[Records supplied]
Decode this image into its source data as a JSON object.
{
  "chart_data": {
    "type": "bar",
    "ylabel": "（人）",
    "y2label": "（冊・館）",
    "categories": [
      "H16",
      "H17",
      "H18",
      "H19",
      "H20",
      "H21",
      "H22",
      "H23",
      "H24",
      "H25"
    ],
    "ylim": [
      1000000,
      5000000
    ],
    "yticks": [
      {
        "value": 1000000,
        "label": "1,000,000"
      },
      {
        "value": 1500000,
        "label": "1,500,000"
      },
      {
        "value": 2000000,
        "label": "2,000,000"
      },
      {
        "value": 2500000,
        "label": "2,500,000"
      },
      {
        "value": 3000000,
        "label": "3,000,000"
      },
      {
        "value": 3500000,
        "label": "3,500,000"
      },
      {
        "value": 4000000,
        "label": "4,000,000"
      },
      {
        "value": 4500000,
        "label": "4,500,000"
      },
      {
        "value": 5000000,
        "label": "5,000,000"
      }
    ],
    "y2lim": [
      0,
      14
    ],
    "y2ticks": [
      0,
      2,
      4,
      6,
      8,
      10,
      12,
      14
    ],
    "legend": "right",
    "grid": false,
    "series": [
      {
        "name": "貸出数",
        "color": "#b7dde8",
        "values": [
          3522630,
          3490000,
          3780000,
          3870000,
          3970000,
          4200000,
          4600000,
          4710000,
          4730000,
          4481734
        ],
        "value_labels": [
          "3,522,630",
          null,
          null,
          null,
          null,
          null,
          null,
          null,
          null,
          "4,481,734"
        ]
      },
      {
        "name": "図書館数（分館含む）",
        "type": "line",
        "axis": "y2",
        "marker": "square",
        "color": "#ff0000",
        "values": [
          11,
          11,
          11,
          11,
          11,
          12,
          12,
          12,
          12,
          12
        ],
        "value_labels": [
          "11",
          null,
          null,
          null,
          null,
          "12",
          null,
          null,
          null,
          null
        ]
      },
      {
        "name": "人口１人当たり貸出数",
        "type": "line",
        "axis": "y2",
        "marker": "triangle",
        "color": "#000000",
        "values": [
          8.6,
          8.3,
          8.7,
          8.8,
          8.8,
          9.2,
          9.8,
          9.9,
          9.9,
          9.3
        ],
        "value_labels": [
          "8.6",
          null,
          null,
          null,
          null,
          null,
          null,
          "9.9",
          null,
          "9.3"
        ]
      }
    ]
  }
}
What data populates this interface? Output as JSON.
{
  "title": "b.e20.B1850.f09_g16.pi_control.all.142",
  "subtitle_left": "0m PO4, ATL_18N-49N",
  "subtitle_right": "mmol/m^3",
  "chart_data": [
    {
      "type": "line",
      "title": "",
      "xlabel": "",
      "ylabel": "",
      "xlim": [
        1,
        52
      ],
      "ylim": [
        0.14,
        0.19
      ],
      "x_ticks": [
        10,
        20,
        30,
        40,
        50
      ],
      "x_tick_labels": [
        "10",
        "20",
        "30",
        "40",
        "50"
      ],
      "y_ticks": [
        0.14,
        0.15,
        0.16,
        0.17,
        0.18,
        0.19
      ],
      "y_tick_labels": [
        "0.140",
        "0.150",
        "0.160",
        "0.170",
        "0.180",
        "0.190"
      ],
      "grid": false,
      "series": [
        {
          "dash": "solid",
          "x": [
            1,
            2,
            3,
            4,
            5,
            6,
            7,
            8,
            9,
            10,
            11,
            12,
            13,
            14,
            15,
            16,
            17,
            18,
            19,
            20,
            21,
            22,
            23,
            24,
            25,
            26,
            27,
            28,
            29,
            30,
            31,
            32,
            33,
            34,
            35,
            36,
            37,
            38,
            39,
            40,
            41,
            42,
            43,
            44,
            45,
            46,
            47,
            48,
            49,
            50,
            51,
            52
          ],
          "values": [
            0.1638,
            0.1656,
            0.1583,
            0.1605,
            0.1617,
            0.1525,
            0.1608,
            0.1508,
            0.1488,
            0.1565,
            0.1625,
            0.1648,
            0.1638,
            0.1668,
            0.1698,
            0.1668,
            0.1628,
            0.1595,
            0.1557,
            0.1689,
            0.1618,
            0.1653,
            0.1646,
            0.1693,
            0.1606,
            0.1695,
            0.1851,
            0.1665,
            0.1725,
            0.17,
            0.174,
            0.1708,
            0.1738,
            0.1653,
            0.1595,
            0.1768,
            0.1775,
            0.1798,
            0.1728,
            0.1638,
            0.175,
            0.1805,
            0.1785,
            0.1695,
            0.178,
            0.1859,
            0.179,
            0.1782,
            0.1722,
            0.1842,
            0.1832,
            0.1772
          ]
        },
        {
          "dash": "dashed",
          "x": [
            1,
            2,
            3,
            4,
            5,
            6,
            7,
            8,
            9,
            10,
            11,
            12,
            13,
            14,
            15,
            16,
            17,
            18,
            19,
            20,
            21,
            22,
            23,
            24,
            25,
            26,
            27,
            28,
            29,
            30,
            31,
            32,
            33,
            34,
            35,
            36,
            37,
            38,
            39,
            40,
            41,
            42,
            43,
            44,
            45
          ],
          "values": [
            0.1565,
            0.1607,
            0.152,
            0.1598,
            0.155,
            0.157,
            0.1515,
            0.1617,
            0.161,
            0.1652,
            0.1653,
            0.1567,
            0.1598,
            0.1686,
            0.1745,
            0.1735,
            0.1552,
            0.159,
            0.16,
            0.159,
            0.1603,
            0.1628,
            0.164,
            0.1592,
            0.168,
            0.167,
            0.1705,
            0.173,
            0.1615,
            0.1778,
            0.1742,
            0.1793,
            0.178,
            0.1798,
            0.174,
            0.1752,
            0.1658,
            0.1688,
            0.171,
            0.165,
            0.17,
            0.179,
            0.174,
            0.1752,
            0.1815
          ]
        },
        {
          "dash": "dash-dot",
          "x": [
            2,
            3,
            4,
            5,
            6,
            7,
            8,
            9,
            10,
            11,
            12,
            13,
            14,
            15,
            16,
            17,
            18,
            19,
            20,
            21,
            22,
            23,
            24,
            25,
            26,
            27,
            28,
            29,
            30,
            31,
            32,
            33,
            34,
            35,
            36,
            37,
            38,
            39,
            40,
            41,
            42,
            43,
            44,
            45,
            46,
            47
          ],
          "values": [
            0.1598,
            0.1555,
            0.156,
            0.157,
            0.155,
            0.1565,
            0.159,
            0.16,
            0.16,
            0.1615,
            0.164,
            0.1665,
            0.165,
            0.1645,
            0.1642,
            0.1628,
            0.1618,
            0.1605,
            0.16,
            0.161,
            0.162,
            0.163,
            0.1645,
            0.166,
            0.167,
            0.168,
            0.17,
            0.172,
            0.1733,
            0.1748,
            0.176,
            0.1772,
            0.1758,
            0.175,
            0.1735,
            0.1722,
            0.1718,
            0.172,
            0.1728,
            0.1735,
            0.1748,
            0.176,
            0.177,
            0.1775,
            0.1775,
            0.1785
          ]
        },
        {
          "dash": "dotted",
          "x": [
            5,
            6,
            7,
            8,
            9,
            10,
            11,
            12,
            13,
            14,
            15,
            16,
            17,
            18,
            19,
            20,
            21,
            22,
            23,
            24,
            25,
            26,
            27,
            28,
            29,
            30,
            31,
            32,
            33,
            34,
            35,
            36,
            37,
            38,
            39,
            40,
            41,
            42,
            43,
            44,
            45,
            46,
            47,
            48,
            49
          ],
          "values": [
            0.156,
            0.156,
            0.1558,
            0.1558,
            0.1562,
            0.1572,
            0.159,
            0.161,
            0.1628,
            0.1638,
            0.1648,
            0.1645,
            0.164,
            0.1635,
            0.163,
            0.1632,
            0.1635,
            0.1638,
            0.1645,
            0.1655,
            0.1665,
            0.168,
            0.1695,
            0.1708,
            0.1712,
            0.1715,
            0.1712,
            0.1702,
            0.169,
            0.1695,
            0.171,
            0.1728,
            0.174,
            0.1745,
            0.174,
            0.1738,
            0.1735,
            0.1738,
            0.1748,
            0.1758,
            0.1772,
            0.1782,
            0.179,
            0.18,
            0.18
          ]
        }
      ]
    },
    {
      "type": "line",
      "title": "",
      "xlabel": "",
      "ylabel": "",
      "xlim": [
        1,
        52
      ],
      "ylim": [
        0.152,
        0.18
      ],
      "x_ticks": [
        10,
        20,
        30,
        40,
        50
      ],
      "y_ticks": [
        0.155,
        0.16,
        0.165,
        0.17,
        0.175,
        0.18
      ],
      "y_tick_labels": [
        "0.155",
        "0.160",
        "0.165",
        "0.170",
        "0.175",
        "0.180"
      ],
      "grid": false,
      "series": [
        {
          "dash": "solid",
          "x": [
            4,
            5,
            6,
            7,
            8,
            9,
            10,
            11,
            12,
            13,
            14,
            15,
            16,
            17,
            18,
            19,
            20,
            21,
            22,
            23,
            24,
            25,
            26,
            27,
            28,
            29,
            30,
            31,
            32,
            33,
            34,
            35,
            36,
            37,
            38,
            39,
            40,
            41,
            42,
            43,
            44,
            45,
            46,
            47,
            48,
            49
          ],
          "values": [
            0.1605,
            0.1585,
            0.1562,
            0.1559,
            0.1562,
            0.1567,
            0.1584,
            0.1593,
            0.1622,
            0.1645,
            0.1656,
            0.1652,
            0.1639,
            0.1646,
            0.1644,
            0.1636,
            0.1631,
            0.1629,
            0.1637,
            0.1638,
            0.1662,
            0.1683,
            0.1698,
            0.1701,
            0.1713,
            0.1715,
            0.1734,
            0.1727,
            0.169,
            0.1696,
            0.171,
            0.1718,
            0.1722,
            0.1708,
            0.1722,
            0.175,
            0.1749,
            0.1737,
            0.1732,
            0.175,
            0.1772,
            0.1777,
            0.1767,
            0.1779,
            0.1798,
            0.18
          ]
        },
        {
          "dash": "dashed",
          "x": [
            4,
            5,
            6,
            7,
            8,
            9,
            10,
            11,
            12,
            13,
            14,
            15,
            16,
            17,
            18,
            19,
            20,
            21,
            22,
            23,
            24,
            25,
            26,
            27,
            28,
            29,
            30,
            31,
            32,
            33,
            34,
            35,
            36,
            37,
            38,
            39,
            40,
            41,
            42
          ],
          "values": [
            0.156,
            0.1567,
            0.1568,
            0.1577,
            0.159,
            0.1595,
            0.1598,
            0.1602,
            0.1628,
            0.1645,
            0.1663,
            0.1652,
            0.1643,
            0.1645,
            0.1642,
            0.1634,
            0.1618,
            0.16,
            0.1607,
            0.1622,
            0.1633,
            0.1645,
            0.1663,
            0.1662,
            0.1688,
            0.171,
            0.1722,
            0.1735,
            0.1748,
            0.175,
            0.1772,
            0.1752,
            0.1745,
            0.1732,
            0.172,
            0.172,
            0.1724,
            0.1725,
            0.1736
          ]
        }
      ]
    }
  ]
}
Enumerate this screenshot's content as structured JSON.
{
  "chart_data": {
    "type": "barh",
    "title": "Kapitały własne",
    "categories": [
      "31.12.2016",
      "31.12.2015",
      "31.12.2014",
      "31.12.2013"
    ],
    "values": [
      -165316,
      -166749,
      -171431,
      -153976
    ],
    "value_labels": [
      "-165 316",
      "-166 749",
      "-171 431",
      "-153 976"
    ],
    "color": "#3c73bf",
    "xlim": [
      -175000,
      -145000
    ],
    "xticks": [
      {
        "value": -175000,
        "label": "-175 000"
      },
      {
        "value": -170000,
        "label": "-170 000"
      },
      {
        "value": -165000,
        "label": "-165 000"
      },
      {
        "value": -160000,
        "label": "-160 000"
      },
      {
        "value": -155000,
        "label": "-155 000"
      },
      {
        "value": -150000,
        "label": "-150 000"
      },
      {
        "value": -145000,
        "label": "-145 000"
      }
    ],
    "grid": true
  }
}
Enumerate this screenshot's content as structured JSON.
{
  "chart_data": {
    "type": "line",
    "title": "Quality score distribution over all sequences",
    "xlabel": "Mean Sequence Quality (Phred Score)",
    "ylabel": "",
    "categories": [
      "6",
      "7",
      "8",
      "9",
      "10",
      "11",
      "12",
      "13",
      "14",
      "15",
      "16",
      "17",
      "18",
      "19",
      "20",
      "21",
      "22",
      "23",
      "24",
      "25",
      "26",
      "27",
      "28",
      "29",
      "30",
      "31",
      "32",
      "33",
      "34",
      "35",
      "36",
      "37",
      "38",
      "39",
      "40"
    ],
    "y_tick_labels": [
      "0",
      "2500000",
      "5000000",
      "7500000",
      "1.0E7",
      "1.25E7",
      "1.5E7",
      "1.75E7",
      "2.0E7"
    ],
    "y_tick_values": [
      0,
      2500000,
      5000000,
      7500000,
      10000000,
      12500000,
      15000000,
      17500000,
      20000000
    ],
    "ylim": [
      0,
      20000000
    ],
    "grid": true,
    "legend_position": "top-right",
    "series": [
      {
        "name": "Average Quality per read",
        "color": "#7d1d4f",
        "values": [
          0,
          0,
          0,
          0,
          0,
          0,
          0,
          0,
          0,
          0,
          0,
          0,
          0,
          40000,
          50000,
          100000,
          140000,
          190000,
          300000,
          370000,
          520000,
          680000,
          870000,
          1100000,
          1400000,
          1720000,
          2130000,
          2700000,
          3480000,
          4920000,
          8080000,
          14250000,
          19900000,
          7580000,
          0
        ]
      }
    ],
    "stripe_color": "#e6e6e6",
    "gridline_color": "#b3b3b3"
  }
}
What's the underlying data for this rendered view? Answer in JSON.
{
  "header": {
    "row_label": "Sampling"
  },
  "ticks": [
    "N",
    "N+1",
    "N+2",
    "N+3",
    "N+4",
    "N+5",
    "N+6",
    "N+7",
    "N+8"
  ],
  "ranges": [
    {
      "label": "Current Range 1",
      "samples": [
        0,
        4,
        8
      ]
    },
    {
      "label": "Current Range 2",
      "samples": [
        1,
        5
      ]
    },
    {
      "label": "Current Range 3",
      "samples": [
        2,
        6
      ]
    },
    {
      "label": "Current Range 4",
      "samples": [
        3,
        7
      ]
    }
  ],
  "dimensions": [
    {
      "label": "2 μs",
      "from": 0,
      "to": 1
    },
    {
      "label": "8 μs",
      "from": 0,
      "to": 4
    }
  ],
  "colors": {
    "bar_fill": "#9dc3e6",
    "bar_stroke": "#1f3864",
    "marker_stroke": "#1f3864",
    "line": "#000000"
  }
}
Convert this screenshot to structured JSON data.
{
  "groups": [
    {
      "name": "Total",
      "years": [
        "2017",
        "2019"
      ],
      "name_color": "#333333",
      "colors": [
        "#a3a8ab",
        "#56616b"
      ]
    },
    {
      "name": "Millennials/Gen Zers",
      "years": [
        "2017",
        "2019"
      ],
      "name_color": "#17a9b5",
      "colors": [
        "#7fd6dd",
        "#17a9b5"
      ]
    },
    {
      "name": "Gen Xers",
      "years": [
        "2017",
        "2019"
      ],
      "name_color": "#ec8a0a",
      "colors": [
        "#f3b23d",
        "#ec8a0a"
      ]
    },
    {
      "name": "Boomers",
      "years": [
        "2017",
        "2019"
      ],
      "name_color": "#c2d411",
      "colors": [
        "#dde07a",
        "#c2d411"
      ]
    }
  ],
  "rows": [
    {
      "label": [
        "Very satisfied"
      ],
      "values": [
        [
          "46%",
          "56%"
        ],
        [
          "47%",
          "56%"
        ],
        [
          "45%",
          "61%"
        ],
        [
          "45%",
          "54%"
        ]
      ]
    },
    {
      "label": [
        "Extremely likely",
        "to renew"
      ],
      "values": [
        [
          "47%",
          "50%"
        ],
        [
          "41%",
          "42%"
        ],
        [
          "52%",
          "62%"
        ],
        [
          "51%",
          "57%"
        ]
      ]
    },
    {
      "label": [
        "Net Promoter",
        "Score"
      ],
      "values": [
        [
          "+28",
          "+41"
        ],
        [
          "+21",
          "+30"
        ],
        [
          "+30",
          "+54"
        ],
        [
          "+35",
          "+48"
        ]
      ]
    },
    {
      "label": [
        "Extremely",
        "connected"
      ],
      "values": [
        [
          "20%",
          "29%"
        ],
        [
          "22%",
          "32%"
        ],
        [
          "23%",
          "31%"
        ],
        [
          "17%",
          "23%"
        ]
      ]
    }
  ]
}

[Your task]
Each line in the entries above that includes the string "What" should be extracted.

[Solution for this exercise]
What data populates this interface? Output as JSON.
What's the underlying data for this rendered view? Answer in JSON.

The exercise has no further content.